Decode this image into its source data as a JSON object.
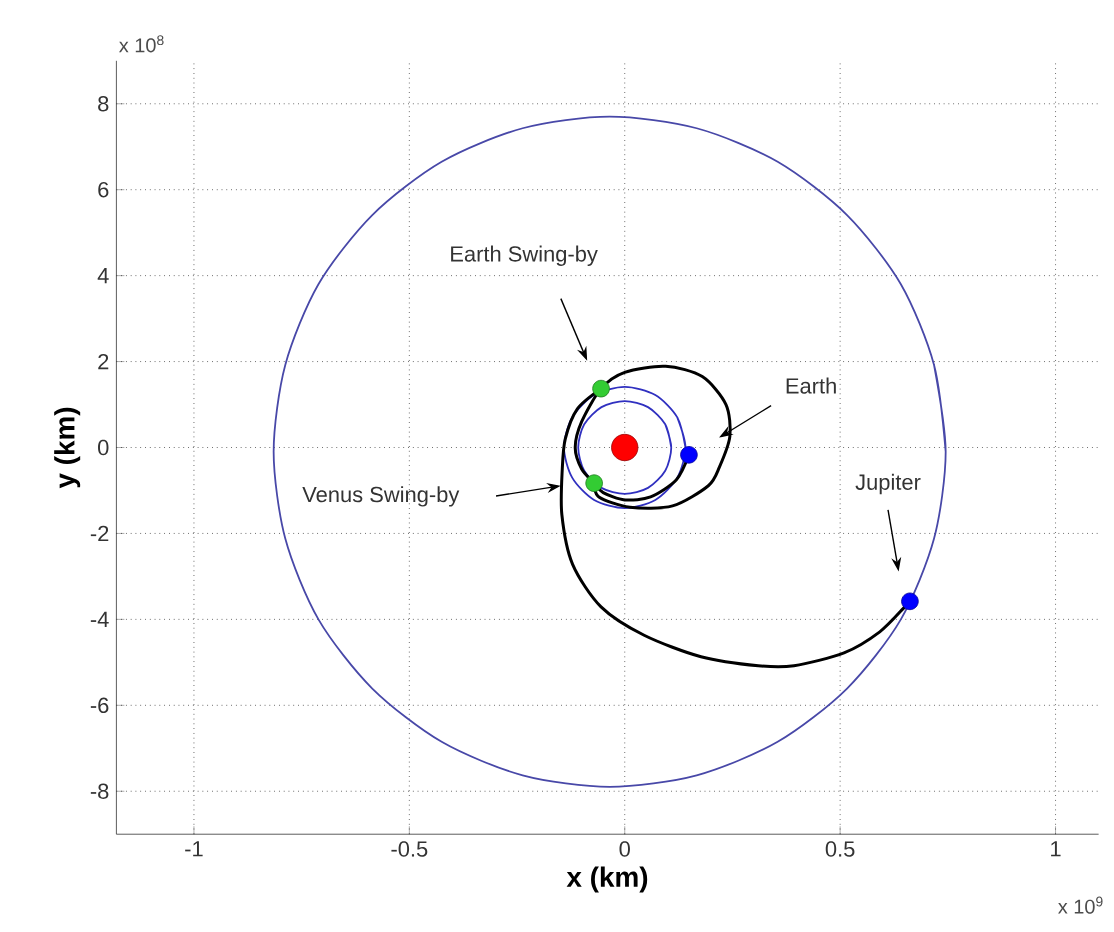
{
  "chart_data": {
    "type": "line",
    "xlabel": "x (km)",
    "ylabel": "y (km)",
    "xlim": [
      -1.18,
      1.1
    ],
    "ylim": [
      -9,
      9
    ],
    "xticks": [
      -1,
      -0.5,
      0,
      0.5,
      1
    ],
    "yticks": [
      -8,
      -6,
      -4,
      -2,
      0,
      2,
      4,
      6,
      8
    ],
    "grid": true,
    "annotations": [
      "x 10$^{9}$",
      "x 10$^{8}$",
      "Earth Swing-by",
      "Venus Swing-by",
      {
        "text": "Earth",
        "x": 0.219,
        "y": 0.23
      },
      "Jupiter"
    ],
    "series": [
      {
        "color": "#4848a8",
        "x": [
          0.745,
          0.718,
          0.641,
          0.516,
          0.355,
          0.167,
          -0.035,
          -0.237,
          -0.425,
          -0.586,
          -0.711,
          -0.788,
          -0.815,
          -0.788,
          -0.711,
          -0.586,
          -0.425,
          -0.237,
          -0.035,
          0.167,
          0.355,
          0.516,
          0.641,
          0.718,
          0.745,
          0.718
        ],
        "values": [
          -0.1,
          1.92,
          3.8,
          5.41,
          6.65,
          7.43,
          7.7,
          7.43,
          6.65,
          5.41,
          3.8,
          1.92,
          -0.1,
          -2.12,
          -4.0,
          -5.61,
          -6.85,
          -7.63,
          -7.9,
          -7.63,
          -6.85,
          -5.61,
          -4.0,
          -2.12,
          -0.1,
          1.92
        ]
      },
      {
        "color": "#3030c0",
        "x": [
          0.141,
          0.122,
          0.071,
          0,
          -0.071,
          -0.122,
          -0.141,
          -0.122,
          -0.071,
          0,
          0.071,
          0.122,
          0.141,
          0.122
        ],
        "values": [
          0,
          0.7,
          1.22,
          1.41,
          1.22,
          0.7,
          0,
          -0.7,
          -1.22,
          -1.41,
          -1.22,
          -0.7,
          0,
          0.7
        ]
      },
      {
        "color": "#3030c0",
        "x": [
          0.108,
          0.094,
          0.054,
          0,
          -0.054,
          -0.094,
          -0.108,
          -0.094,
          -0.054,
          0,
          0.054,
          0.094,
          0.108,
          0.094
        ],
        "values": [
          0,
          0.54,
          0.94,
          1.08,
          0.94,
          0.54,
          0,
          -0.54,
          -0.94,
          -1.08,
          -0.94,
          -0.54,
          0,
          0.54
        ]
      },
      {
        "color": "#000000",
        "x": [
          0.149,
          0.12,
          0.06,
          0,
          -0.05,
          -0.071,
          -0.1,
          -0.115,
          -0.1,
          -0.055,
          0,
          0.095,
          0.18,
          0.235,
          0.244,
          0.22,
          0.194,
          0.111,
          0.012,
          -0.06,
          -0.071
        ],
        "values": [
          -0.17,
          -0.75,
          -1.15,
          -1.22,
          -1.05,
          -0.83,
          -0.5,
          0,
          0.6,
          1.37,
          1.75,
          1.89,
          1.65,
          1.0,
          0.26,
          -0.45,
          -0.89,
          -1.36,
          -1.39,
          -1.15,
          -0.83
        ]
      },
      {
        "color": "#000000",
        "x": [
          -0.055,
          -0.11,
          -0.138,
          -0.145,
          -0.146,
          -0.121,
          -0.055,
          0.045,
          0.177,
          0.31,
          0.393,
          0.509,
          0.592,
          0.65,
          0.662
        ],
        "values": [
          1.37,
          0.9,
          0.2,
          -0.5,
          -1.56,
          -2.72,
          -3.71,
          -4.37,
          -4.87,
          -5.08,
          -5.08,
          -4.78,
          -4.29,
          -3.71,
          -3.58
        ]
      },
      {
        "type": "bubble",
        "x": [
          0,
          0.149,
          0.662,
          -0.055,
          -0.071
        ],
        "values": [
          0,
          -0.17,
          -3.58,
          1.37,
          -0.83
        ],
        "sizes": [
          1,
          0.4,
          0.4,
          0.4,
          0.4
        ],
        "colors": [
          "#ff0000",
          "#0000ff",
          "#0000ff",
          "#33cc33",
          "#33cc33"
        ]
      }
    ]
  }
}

- - - - - - -

◆ PROBLEM DESCRIPTION ◆
Omit any images, then output the listing exactly.

◆ WRITTEN ANSWER ◆
Decode this image into its source data as a JSON object.
{
  "chart_data": {
    "type": "line",
    "xlabel": "x (km)",
    "ylabel": "y (km)",
    "xlim": [
      -1.18,
      1.1
    ],
    "ylim": [
      -9,
      9
    ],
    "xticks": [
      -1,
      -0.5,
      0,
      0.5,
      1
    ],
    "yticks": [
      -8,
      -6,
      -4,
      -2,
      0,
      2,
      4,
      6,
      8
    ],
    "grid": true,
    "annotations": [
      "x 10$^{9}$",
      "x 10$^{8}$",
      "Earth Swing-by",
      "Venus Swing-by",
      {
        "text": "Earth",
        "x": 0.219,
        "y": 0.23
      },
      "Jupiter"
    ],
    "series": [
      {
        "color": "#4848a8",
        "x": [
          0.745,
          0.718,
          0.641,
          0.516,
          0.355,
          0.167,
          -0.035,
          -0.237,
          -0.425,
          -0.586,
          -0.711,
          -0.788,
          -0.815,
          -0.788,
          -0.711,
          -0.586,
          -0.425,
          -0.237,
          -0.035,
          0.167,
          0.355,
          0.516,
          0.641,
          0.718,
          0.745,
          0.718
        ],
        "values": [
          -0.1,
          1.92,
          3.8,
          5.41,
          6.65,
          7.43,
          7.7,
          7.43,
          6.65,
          5.41,
          3.8,
          1.92,
          -0.1,
          -2.12,
          -4.0,
          -5.61,
          -6.85,
          -7.63,
          -7.9,
          -7.63,
          -6.85,
          -5.61,
          -4.0,
          -2.12,
          -0.1,
          1.92
        ]
      },
      {
        "color": "#3030c0",
        "x": [
          0.141,
          0.122,
          0.071,
          0,
          -0.071,
          -0.122,
          -0.141,
          -0.122,
          -0.071,
          0,
          0.071,
          0.122,
          0.141,
          0.122
        ],
        "values": [
          0,
          0.7,
          1.22,
          1.41,
          1.22,
          0.7,
          0,
          -0.7,
          -1.22,
          -1.41,
          -1.22,
          -0.7,
          0,
          0.7
        ]
      },
      {
        "color": "#3030c0",
        "x": [
          0.108,
          0.094,
          0.054,
          0,
          -0.054,
          -0.094,
          -0.108,
          -0.094,
          -0.054,
          0,
          0.054,
          0.094,
          0.108,
          0.094
        ],
        "values": [
          0,
          0.54,
          0.94,
          1.08,
          0.94,
          0.54,
          0,
          -0.54,
          -0.94,
          -1.08,
          -0.94,
          -0.54,
          0,
          0.54
        ]
      },
      {
        "color": "#000000",
        "x": [
          0.149,
          0.12,
          0.06,
          0,
          -0.05,
          -0.071,
          -0.1,
          -0.115,
          -0.1,
          -0.055,
          0,
          0.095,
          0.18,
          0.235,
          0.244,
          0.22,
          0.194,
          0.111,
          0.012,
          -0.06,
          -0.071
        ],
        "values": [
          -0.17,
          -0.75,
          -1.15,
          -1.22,
          -1.05,
          -0.83,
          -0.5,
          0,
          0.6,
          1.37,
          1.75,
          1.89,
          1.65,
          1.0,
          0.26,
          -0.45,
          -0.89,
          -1.36,
          -1.39,
          -1.15,
          -0.83
        ]
      },
      {
        "color": "#000000",
        "x": [
          -0.055,
          -0.11,
          -0.138,
          -0.145,
          -0.146,
          -0.121,
          -0.055,
          0.045,
          0.177,
          0.31,
          0.393,
          0.509,
          0.592,
          0.65,
          0.662
        ],
        "values": [
          1.37,
          0.9,
          0.2,
          -0.5,
          -1.56,
          -2.72,
          -3.71,
          -4.37,
          -4.87,
          -5.08,
          -5.08,
          -4.78,
          -4.29,
          -3.71,
          -3.58
        ]
      },
      {
        "type": "bubble",
        "x": [
          0,
          0.149,
          0.662,
          -0.055,
          -0.071
        ],
        "values": [
          0,
          -0.17,
          -3.58,
          1.37,
          -0.83
        ],
        "sizes": [
          1,
          0.4,
          0.4,
          0.4,
          0.4
        ],
        "colors": [
          "#ff0000",
          "#0000ff",
          "#0000ff",
          "#33cc33",
          "#33cc33"
        ]
      }
    ]
  }
}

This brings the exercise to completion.